_GIVEN INSTRUCTION_
Look through the entries and report how many lines include the word "МЕНЯ". Give the number alone.

━━ SUPPLIED RECORDS

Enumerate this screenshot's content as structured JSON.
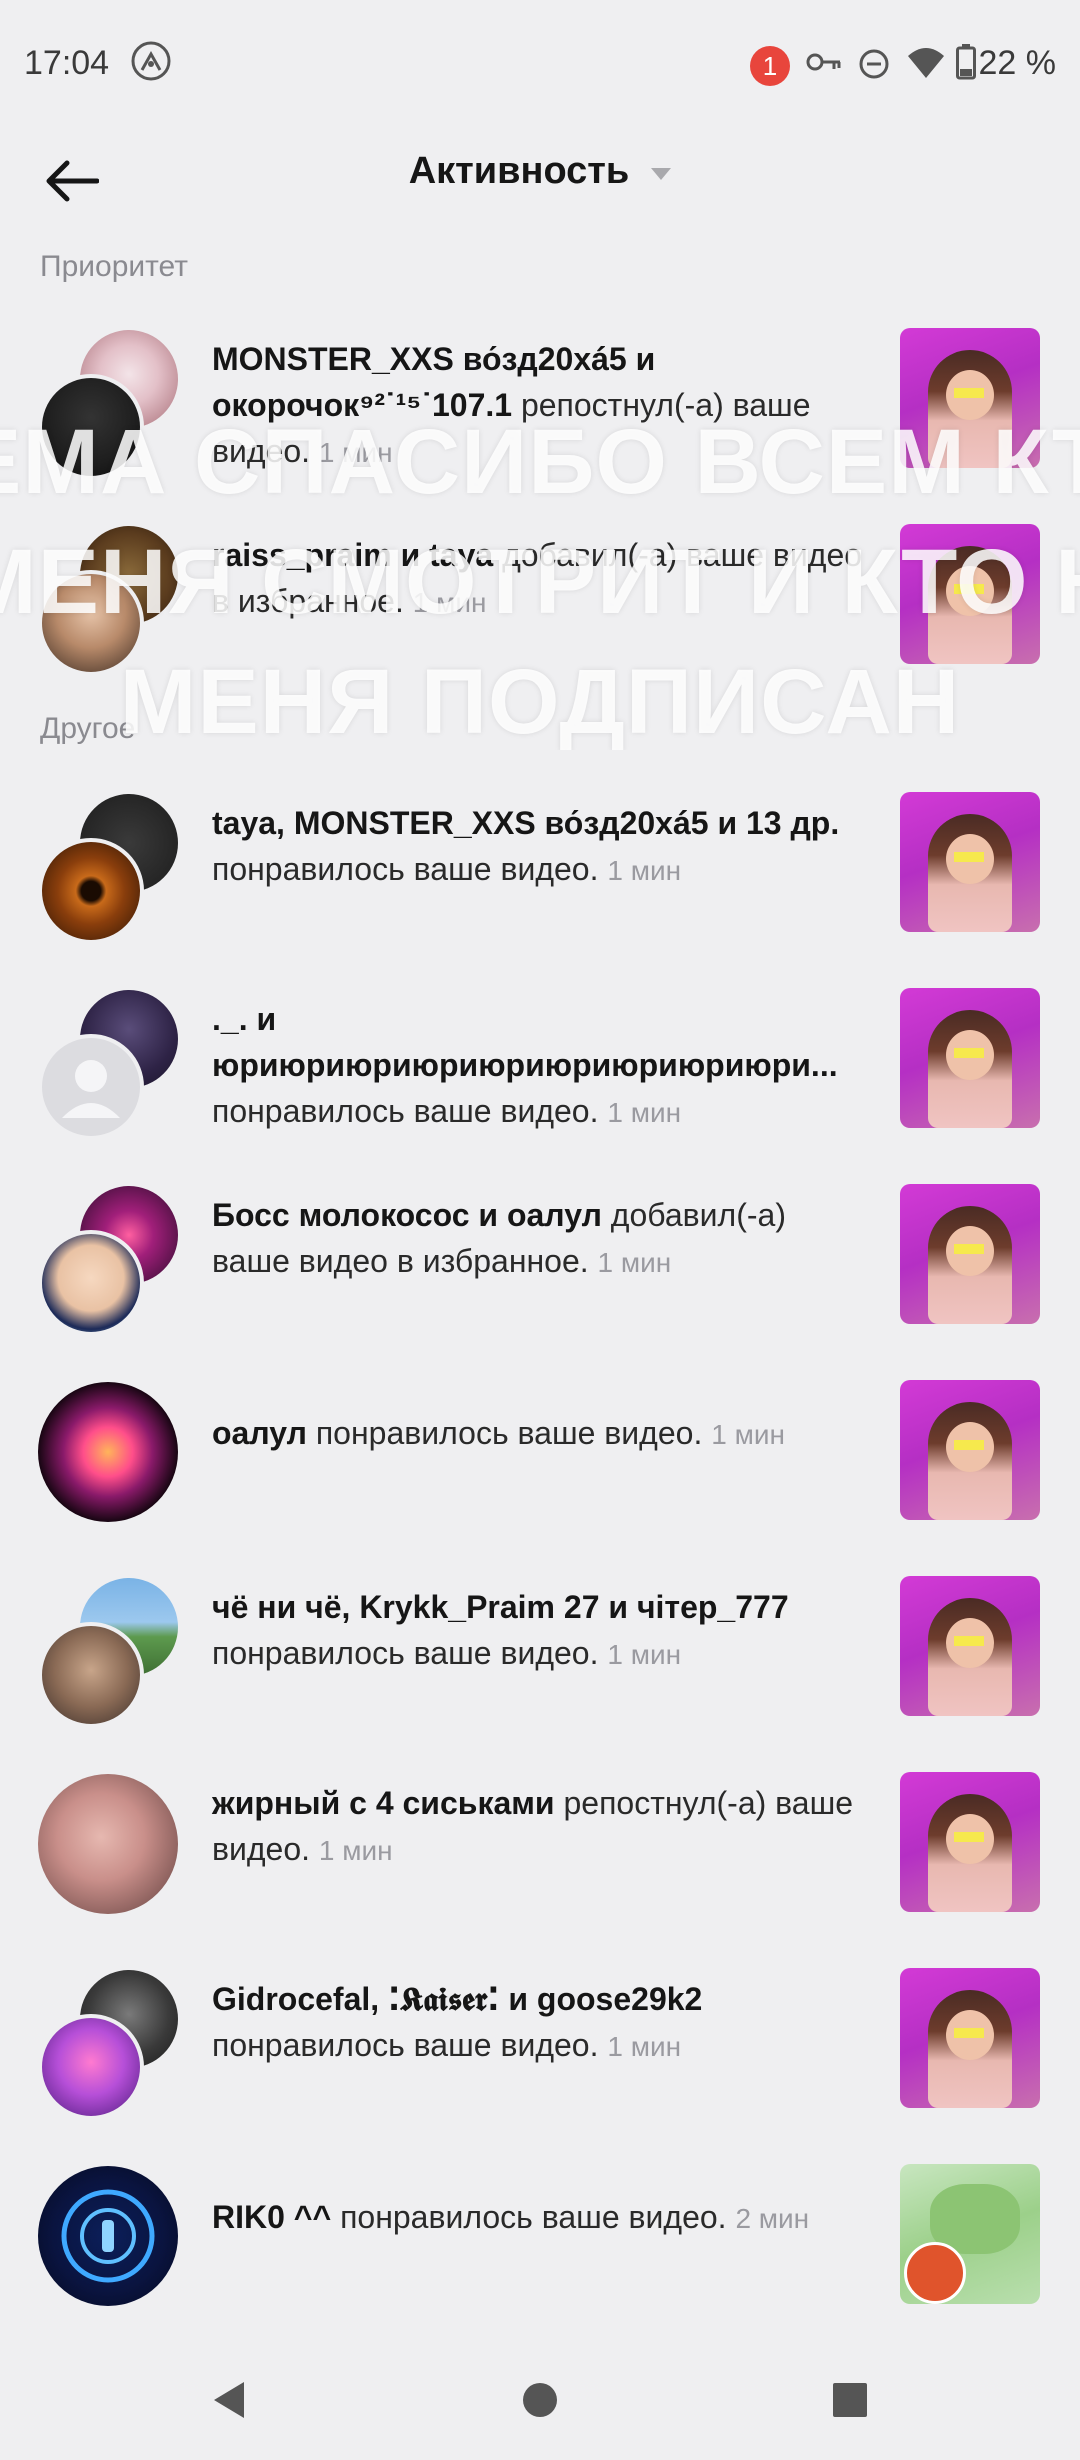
{
  "status": {
    "time": "17:04",
    "notif_count": "1",
    "battery": "22 %"
  },
  "header": {
    "title": "Активность"
  },
  "sections": {
    "priority": "Приоритет",
    "other": "Другое"
  },
  "overlay": {
    "line1": "ЕМА СПАСИБО ВСЕМ КТО",
    "line2": "МЕНЯ СМОТРИТ И КТО НА",
    "line3": "МЕНЯ ПОДПИСАН"
  },
  "priority_items": [
    {
      "name": "MONSTER_XXS во́зд20хá5 и окорочок⁹²˙¹⁵˙107.1",
      "action": " репостнул(-а) ваше видео.",
      "time": "1 мин"
    },
    {
      "name": "raiss_praim и taya",
      "action": " добавил(-а) ваше видео в избранное.",
      "time": "1 мин"
    }
  ],
  "items": [
    {
      "name": "taya, MONSTER_XXS во́зд20хá5 и 13 др.",
      "action": " понравилось ваше видео.",
      "time": "1 мин"
    },
    {
      "name": "._. и юриюриюриюриюриюриюриюриюри...",
      "action": " понравилось ваше видео.",
      "time": "1 мин"
    },
    {
      "name": "Босс молокосос и оалул",
      "action": " добавил(-а) ваше видео в избранное.",
      "time": "1 мин"
    },
    {
      "name": "оалул",
      "action": " понравилось ваше видео.",
      "time": "1 мин"
    },
    {
      "name": "чё ни чё, Krykk_Praim 27 и чітер_777",
      "action": " понравилось ваше видео.",
      "time": "1 мин"
    },
    {
      "name": "жирный с 4 сиськами",
      "action": " репостнул(-а) ваше видео.",
      "time": "1 мин"
    },
    {
      "name": "Gidrocefal, ⁚𝕶𝖆𝖎𝖘𝖊𝖗⁚ и goose29k2",
      "action": " понравилось ваше видео.",
      "time": "1 мин"
    },
    {
      "name": "RIK0 ^^",
      "action": " понравилось ваше видео.",
      "time": "2 мин"
    }
  ],
  "colors": {
    "background": "#efeff1",
    "badge": "#e8453c",
    "thumb_purple": "#c236d0"
  }
}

━━━━

_ANSWER_
2